§ **WHAT THE TASK REQUIRES**: In the following material, identify every line holding the string "often" and return it.
╭──
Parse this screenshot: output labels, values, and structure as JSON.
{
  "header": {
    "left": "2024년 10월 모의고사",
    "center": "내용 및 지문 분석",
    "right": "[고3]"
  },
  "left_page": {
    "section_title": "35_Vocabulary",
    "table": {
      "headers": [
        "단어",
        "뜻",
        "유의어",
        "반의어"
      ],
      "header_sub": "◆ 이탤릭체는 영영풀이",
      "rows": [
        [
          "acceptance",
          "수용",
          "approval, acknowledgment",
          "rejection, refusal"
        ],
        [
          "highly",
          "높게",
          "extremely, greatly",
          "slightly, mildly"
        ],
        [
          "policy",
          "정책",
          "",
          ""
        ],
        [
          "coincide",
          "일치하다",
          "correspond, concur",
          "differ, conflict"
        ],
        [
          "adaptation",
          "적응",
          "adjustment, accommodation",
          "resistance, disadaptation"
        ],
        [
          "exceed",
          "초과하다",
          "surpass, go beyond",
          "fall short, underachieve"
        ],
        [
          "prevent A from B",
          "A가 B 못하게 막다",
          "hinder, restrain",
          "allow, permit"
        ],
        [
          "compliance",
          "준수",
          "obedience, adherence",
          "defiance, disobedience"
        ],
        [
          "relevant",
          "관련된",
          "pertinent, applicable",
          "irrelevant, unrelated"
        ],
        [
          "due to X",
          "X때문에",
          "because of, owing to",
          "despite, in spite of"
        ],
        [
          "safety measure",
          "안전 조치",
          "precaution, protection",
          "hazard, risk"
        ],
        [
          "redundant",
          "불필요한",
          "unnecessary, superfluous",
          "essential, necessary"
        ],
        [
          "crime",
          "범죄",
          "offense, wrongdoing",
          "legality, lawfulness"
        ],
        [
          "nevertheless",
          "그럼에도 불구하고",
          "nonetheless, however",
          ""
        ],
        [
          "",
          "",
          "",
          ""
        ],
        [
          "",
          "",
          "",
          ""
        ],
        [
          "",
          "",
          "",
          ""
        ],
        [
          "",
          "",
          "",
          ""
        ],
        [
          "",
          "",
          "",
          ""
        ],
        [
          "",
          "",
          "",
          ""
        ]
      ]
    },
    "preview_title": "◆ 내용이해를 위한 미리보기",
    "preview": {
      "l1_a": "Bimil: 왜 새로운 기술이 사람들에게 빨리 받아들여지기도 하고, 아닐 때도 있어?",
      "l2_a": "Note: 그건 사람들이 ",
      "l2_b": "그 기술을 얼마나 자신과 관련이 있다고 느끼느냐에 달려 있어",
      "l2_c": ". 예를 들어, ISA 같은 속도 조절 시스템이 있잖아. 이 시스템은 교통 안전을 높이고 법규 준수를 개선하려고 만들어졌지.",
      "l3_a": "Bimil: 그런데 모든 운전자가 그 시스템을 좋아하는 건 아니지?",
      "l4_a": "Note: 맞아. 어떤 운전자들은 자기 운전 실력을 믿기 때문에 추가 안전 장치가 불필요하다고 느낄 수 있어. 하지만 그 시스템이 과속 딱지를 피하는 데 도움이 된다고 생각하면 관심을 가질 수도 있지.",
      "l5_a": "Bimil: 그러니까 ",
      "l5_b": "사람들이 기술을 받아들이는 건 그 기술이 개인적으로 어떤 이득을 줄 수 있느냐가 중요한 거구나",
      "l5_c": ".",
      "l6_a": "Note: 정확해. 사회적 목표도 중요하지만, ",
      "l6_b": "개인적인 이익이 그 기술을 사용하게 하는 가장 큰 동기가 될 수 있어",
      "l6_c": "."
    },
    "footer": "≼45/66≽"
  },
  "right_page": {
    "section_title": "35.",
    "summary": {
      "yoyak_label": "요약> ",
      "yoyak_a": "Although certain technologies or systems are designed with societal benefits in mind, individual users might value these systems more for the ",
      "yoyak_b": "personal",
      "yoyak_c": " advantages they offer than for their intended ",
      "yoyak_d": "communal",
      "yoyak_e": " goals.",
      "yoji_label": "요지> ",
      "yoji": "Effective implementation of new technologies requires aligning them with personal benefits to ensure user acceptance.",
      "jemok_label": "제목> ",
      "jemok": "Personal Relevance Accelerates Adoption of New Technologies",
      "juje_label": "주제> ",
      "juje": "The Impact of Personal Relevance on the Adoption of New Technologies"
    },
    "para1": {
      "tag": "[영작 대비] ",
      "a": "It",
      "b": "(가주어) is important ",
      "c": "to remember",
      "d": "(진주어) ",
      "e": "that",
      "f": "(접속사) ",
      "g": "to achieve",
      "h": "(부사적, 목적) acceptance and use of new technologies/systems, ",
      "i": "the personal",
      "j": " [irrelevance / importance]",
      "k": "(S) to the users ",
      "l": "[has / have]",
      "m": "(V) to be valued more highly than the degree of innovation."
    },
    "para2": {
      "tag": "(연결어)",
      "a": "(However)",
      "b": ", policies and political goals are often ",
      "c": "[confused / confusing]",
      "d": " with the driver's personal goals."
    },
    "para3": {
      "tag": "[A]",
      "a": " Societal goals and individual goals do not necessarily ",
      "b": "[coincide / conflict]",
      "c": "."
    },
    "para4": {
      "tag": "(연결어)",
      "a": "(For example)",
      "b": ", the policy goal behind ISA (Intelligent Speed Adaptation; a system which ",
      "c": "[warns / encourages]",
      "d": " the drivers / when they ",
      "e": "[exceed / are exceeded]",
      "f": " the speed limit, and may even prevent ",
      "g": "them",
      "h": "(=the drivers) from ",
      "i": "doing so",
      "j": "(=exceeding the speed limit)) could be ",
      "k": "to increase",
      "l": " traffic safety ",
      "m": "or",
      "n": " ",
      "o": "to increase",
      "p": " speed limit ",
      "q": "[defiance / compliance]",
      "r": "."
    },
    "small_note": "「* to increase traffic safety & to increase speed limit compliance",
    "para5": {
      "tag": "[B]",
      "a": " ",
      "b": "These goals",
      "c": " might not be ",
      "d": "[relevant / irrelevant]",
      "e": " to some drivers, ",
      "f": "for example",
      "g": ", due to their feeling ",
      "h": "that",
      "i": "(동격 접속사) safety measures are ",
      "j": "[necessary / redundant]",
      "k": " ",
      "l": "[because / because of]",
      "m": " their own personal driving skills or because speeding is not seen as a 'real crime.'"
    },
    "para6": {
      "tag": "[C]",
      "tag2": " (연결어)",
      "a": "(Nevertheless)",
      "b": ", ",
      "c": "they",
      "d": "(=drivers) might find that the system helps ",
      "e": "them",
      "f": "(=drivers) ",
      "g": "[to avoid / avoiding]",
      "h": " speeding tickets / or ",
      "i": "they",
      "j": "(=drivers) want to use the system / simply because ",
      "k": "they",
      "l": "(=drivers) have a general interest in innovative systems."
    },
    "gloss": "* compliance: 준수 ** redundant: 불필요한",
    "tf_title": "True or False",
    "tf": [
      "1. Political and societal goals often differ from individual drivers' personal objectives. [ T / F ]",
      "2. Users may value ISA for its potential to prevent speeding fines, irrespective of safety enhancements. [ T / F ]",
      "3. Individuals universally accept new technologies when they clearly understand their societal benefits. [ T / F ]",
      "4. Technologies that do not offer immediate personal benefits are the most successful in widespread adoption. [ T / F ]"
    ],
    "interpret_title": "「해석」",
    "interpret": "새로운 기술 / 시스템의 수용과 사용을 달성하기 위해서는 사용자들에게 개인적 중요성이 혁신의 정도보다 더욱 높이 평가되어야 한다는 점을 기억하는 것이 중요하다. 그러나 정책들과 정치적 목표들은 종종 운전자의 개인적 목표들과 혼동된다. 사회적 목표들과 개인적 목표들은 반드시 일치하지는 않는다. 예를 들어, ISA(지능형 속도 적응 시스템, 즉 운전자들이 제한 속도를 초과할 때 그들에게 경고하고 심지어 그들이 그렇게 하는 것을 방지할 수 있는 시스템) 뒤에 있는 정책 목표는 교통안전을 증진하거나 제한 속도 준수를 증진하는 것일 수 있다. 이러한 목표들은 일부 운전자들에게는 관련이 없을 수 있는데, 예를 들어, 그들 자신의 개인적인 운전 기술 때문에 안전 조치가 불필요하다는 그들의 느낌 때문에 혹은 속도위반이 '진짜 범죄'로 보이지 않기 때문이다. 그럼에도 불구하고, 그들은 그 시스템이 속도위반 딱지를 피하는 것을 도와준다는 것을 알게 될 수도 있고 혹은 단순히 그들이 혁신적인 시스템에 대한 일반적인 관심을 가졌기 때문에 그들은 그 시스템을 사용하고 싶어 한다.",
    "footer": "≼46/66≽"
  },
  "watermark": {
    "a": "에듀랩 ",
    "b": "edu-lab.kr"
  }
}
╰──
§ **OUTPUT BELOW**:
      "b": ", policies and political goals are often ",
      "1. Political and societal goals often differ from individual drivers' personal objectives. [ T / F ]",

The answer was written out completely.